▶ What the exercise asks
Please reproduce the stretch from the line containing "average-value: 73.9 mph [329,603,396,621]" through the line containing "start-label: Start [60,231,96,251]", word for word, and nothing else.

▶ Data provided
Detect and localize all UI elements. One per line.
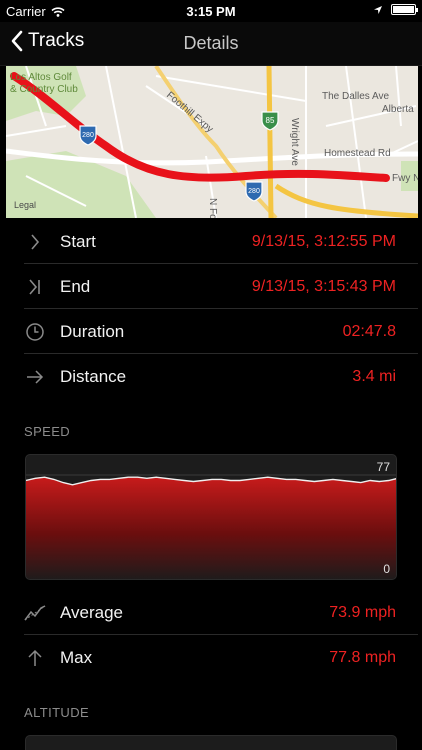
average-value: 73.9 mph [329,603,396,621]
speed-area [26,477,396,579]
interstate-shield-icon: 280 [79,125,97,146]
status-bar: Carrier 3:15 PM [0,0,422,22]
speed-section-title: SPEED [24,424,71,439]
route-map[interactable]: 280 85 280 Los Altos Golf & Country Club… [6,66,418,218]
speed-min-label: 0 [383,562,390,576]
altitude-chart [25,735,397,750]
svg-text:85: 85 [266,116,275,125]
map-label: & Country Club [10,84,78,95]
arrow-right-icon [24,366,46,388]
location-arrow-icon [374,5,382,14]
clock-icon [24,321,46,343]
max-row: Max 77.8 mph [0,635,422,680]
map-label: N Fo [207,198,218,218]
arrow-up-icon [24,647,46,669]
speed-max-label: 77 [377,460,391,474]
map-label: Homestead Rd [324,148,391,159]
chevron-right-icon [24,231,46,253]
interstate-shield-icon: 280 [245,181,263,202]
average-row: Average 73.9 mph [0,590,422,635]
map-label: Alberta [382,104,414,115]
start-value: 9/13/15, 3:12:55 PM [251,232,396,250]
duration-value: 02:47.8 [342,322,396,340]
altitude-section-title: ALTITUDE [24,705,90,720]
status-right [373,4,418,15]
svg-text:280: 280 [82,132,94,139]
start-row: Start 9/13/15, 3:12:55 PM [0,219,422,264]
battery-icon [391,4,418,15]
status-time: 3:15 PM [186,4,236,19]
distance-row: Distance 3.4 mi [0,354,422,399]
page-title: Details [183,33,239,53]
speed-chart: 77 0 [25,454,397,580]
average-label: Average [60,602,124,622]
max-label: Max [60,647,93,667]
max-value: 77.8 mph [329,648,396,666]
distance-label: Distance [60,366,127,386]
map-label: Los Altos Golf [10,72,72,83]
svg-text:280: 280 [248,188,260,195]
map-label: Fwy N [392,173,418,184]
distance-value: 3.4 mi [352,367,396,385]
end-row: End 9/13/15, 3:15:43 PM [0,264,422,309]
end-value: 9/13/15, 3:15:43 PM [251,277,396,295]
map-label: Foothill Expy [164,90,215,135]
start-label: Start [60,231,96,251]
map-label: Wright Ave [289,118,300,166]
skip-end-icon [24,276,46,298]
duration-row: Duration 02:47.8 [0,309,422,354]
duration-label: Duration [60,321,125,341]
end-label: End [60,276,91,296]
navigation-bar: Tracks Details [0,22,422,66]
trend-zigzag-icon [24,602,46,624]
state-route-shield-icon: 85 [261,111,279,131]
legal-link[interactable]: Legal [14,200,36,210]
map-label: The Dalles Ave [322,91,390,102]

▶ Solution to this problem
average-value: 73.9 mph [329,603,396,621]
speed-area [26,477,396,579]
interstate-shield-icon: 280 [79,125,97,146]
status-bar: Carrier 3:15 PM [0,0,422,22]
speed-section-title: SPEED [24,424,71,439]
route-map[interactable]: 280 85 280 Los Altos Golf & Country Club… [6,66,418,218]
speed-min-label: 0 [383,562,390,576]
altitude-chart [25,735,397,750]
svg-text:85: 85 [266,116,275,125]
map-label: & Country Club [10,84,78,95]
arrow-right-icon [24,366,46,388]
location-arrow-icon [374,5,382,14]
clock-icon [24,321,46,343]
max-row: Max 77.8 mph [0,635,422,680]
map-label: N Fo [207,198,218,218]
arrow-up-icon [24,647,46,669]
speed-max-label: 77 [377,460,391,474]
map-label: Homestead Rd [324,148,391,159]
chevron-right-icon [24,231,46,253]
interstate-shield-icon: 280 [245,181,263,202]
average-row: Average 73.9 mph [0,590,422,635]
map-label: Alberta [382,104,414,115]
start-value: 9/13/15, 3:12:55 PM [251,232,396,250]
duration-value: 02:47.8 [342,322,396,340]
altitude-section-title: ALTITUDE [24,705,90,720]
status-right [373,4,418,15]
svg-text:280: 280 [82,132,94,139]
start-row: Start 9/13/15, 3:12:55 PM [0,219,422,264]
battery-icon [391,4,418,15]
status-time: 3:15 PM [186,4,236,19]
distance-row: Distance 3.4 mi [0,354,422,399]
page-title: Details [183,33,239,53]
speed-chart: 77 0 [25,454,397,580]
average-label: Average [60,602,124,622]
max-label: Max [60,647,93,667]
max-value: 77.8 mph [329,648,396,666]
distance-label: Distance [60,366,127,386]
map-label: Los Altos Golf [10,72,72,83]
svg-text:280: 280 [248,188,260,195]
map-label: Fwy N [392,173,418,184]
distance-value: 3.4 mi [352,367,396,385]
end-row: End 9/13/15, 3:15:43 PM [0,264,422,309]
end-value: 9/13/15, 3:15:43 PM [251,277,396,295]
map-label: Foothill Expy [164,90,215,135]
start-label: Start [60,231,96,251]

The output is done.